Problem to work on:
Repeat every record exactly, but keep images out of the copy.

Dataset rows:
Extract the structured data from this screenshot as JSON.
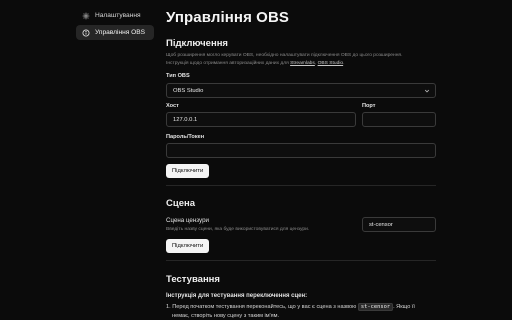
{
  "sidebar": {
    "items": [
      {
        "label": "Налаштування",
        "icon": "gear-icon"
      },
      {
        "label": "Управління OBS",
        "icon": "info-circle-icon"
      }
    ]
  },
  "page": {
    "title": "Управління OBS"
  },
  "connection": {
    "title": "Підключення",
    "desc_line1": "Щоб розширення могло керувати OBS, необхідно налаштувати підключення OBS до цього розширення.",
    "desc_line2_prefix": "Інструкція щодо отримання авторизаційних даних для",
    "link_streamlabs": "Streamlabs",
    "link_obs": "OBS Studio",
    "obs_type_label": "Тип OBS",
    "obs_type_value": "OBS Studio",
    "host_label": "Хост",
    "host_value": "127.0.0.1",
    "port_label": "Порт",
    "port_value": "",
    "password_label": "Пароль/Токен",
    "password_value": "",
    "connect_button": "Підключити"
  },
  "scene": {
    "title": "Сцена",
    "censor_label": "Сцена цензури",
    "censor_desc": "Введіть назву сцени, яка буде використовуватися для цензури.",
    "censor_value": "st-censor",
    "connect_button": "Підключити"
  },
  "testing": {
    "title": "Тестування",
    "instructions_title": "Інструкція для тестування переключення сцен:",
    "step1_prefix": "1. Перед початком тестування переконайтесь, що у вас є сцена з назвою",
    "step1_code": "st-censor",
    "step1_suffix": ". Якщо її",
    "step1_line2": "немає, створіть нову сцену з таким ім'ям."
  }
}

Answer to the problem:
Extract the structured data from this screenshot as JSON.
{
  "sidebar": {
    "items": [
      {
        "label": "Налаштування",
        "icon": "gear-icon"
      },
      {
        "label": "Управління OBS",
        "icon": "info-circle-icon"
      }
    ]
  },
  "page": {
    "title": "Управління OBS"
  },
  "connection": {
    "title": "Підключення",
    "desc_line1": "Щоб розширення могло керувати OBS, необхідно налаштувати підключення OBS до цього розширення.",
    "desc_line2_prefix": "Інструкція щодо отримання авторизаційних даних для",
    "link_streamlabs": "Streamlabs",
    "link_obs": "OBS Studio",
    "obs_type_label": "Тип OBS",
    "obs_type_value": "OBS Studio",
    "host_label": "Хост",
    "host_value": "127.0.0.1",
    "port_label": "Порт",
    "port_value": "",
    "password_label": "Пароль/Токен",
    "password_value": "",
    "connect_button": "Підключити"
  },
  "scene": {
    "title": "Сцена",
    "censor_label": "Сцена цензури",
    "censor_desc": "Введіть назву сцени, яка буде використовуватися для цензури.",
    "censor_value": "st-censor",
    "connect_button": "Підключити"
  },
  "testing": {
    "title": "Тестування",
    "instructions_title": "Інструкція для тестування переключення сцен:",
    "step1_prefix": "1. Перед початком тестування переконайтесь, що у вас є сцена з назвою",
    "step1_code": "st-censor",
    "step1_suffix": ". Якщо її",
    "step1_line2": "немає, створіть нову сцену з таким ім'ям."
  }
}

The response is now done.